Work to be completed
All entries should be output exactly as they stand.

Figure collection entries
——
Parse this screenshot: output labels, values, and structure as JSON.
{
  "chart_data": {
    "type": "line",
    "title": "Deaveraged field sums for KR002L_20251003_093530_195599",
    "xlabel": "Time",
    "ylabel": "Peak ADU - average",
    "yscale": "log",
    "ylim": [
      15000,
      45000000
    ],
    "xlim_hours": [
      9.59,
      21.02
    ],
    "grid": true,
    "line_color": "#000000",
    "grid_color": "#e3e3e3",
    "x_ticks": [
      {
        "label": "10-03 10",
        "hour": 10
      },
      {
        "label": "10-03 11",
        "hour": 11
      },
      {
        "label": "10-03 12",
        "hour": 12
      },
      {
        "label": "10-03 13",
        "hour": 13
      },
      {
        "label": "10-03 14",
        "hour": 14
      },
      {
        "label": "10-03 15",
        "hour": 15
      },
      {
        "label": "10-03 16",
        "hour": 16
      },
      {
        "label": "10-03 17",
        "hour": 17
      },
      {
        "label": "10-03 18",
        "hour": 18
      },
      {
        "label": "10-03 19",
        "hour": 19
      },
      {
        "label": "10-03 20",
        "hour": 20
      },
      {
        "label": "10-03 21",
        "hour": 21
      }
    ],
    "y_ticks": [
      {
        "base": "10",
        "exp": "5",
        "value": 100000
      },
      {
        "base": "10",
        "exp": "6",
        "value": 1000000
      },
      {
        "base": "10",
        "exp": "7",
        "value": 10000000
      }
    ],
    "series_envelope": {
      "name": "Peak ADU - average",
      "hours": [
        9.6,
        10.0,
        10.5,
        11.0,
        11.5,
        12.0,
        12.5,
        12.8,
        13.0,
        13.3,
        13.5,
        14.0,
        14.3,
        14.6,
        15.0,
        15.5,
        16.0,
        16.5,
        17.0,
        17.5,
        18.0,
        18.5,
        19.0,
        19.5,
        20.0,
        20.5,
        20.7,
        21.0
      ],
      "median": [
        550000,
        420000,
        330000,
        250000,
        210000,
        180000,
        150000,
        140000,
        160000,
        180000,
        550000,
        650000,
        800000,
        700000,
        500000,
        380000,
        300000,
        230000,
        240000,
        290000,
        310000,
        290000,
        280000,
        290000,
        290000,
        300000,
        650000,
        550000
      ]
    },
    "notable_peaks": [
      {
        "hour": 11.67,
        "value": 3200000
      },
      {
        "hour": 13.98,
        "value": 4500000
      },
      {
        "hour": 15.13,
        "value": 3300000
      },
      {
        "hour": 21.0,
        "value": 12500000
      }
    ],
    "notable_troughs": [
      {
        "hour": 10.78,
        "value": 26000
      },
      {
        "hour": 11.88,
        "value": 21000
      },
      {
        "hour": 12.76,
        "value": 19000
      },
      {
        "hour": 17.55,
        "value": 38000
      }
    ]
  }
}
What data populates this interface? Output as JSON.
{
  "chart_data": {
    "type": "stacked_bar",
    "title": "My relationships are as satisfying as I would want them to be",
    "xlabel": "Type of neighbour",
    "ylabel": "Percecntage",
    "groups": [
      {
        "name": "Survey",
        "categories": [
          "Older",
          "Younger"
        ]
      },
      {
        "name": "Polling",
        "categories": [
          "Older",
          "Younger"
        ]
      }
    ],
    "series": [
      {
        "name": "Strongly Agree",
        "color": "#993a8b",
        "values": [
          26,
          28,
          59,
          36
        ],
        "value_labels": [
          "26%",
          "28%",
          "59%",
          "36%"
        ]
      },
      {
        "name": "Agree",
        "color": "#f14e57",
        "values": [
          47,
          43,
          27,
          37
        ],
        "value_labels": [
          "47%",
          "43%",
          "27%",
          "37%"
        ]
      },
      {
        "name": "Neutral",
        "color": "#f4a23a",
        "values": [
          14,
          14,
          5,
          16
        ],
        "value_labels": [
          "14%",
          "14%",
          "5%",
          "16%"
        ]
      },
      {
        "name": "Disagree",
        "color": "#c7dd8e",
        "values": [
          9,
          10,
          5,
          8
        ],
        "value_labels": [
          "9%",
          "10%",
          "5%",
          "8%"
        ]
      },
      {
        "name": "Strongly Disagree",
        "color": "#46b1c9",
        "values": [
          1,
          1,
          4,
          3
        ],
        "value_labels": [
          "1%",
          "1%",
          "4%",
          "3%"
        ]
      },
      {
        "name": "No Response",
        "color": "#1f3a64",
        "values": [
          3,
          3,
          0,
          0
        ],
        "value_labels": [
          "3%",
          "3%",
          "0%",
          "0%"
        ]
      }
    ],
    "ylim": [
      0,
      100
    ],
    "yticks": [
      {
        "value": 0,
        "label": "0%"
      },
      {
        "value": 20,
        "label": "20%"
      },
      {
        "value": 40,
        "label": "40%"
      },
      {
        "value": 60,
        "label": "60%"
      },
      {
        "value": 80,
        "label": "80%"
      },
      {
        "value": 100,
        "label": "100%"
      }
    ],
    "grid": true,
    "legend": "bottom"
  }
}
——
In response
Parse this screenshot: output labels, values, and structure as JSON.
{
  "chart_data": {
    "type": "line",
    "title": "Deaveraged field sums for KR002L_20251003_093530_195599",
    "xlabel": "Time",
    "ylabel": "Peak ADU - average",
    "yscale": "log",
    "ylim": [
      15000,
      45000000
    ],
    "xlim_hours": [
      9.59,
      21.02
    ],
    "grid": true,
    "line_color": "#000000",
    "grid_color": "#e3e3e3",
    "x_ticks": [
      {
        "label": "10-03 10",
        "hour": 10
      },
      {
        "label": "10-03 11",
        "hour": 11
      },
      {
        "label": "10-03 12",
        "hour": 12
      },
      {
        "label": "10-03 13",
        "hour": 13
      },
      {
        "label": "10-03 14",
        "hour": 14
      },
      {
        "label": "10-03 15",
        "hour": 15
      },
      {
        "label": "10-03 16",
        "hour": 16
      },
      {
        "label": "10-03 17",
        "hour": 17
      },
      {
        "label": "10-03 18",
        "hour": 18
      },
      {
        "label": "10-03 19",
        "hour": 19
      },
      {
        "label": "10-03 20",
        "hour": 20
      },
      {
        "label": "10-03 21",
        "hour": 21
      }
    ],
    "y_ticks": [
      {
        "base": "10",
        "exp": "5",
        "value": 100000
      },
      {
        "base": "10",
        "exp": "6",
        "value": 1000000
      },
      {
        "base": "10",
        "exp": "7",
        "value": 10000000
      }
    ],
    "series_envelope": {
      "name": "Peak ADU - average",
      "hours": [
        9.6,
        10.0,
        10.5,
        11.0,
        11.5,
        12.0,
        12.5,
        12.8,
        13.0,
        13.3,
        13.5,
        14.0,
        14.3,
        14.6,
        15.0,
        15.5,
        16.0,
        16.5,
        17.0,
        17.5,
        18.0,
        18.5,
        19.0,
        19.5,
        20.0,
        20.5,
        20.7,
        21.0
      ],
      "median": [
        550000,
        420000,
        330000,
        250000,
        210000,
        180000,
        150000,
        140000,
        160000,
        180000,
        550000,
        650000,
        800000,
        700000,
        500000,
        380000,
        300000,
        230000,
        240000,
        290000,
        310000,
        290000,
        280000,
        290000,
        290000,
        300000,
        650000,
        550000
      ]
    },
    "notable_peaks": [
      {
        "hour": 11.67,
        "value": 3200000
      },
      {
        "hour": 13.98,
        "value": 4500000
      },
      {
        "hour": 15.13,
        "value": 3300000
      },
      {
        "hour": 21.0,
        "value": 12500000
      }
    ],
    "notable_troughs": [
      {
        "hour": 10.78,
        "value": 26000
      },
      {
        "hour": 11.88,
        "value": 21000
      },
      {
        "hour": 12.76,
        "value": 19000
      },
      {
        "hour": 17.55,
        "value": 38000
      }
    ]
  }
}
What data populates this interface? Output as JSON.
{
  "chart_data": {
    "type": "stacked_bar",
    "title": "My relationships are as satisfying as I would want them to be",
    "xlabel": "Type of neighbour",
    "ylabel": "Percecntage",
    "groups": [
      {
        "name": "Survey",
        "categories": [
          "Older",
          "Younger"
        ]
      },
      {
        "name": "Polling",
        "categories": [
          "Older",
          "Younger"
        ]
      }
    ],
    "series": [
      {
        "name": "Strongly Agree",
        "color": "#993a8b",
        "values": [
          26,
          28,
          59,
          36
        ],
        "value_labels": [
          "26%",
          "28%",
          "59%",
          "36%"
        ]
      },
      {
        "name": "Agree",
        "color": "#f14e57",
        "values": [
          47,
          43,
          27,
          37
        ],
        "value_labels": [
          "47%",
          "43%",
          "27%",
          "37%"
        ]
      },
      {
        "name": "Neutral",
        "color": "#f4a23a",
        "values": [
          14,
          14,
          5,
          16
        ],
        "value_labels": [
          "14%",
          "14%",
          "5%",
          "16%"
        ]
      },
      {
        "name": "Disagree",
        "color": "#c7dd8e",
        "values": [
          9,
          10,
          5,
          8
        ],
        "value_labels": [
          "9%",
          "10%",
          "5%",
          "8%"
        ]
      },
      {
        "name": "Strongly Disagree",
        "color": "#46b1c9",
        "values": [
          1,
          1,
          4,
          3
        ],
        "value_labels": [
          "1%",
          "1%",
          "4%",
          "3%"
        ]
      },
      {
        "name": "No Response",
        "color": "#1f3a64",
        "values": [
          3,
          3,
          0,
          0
        ],
        "value_labels": [
          "3%",
          "3%",
          "0%",
          "0%"
        ]
      }
    ],
    "ylim": [
      0,
      100
    ],
    "yticks": [
      {
        "value": 0,
        "label": "0%"
      },
      {
        "value": 20,
        "label": "20%"
      },
      {
        "value": 40,
        "label": "40%"
      },
      {
        "value": 60,
        "label": "60%"
      },
      {
        "value": 80,
        "label": "80%"
      },
      {
        "value": 100,
        "label": "100%"
      }
    ],
    "grid": true,
    "legend": "bottom"
  }
}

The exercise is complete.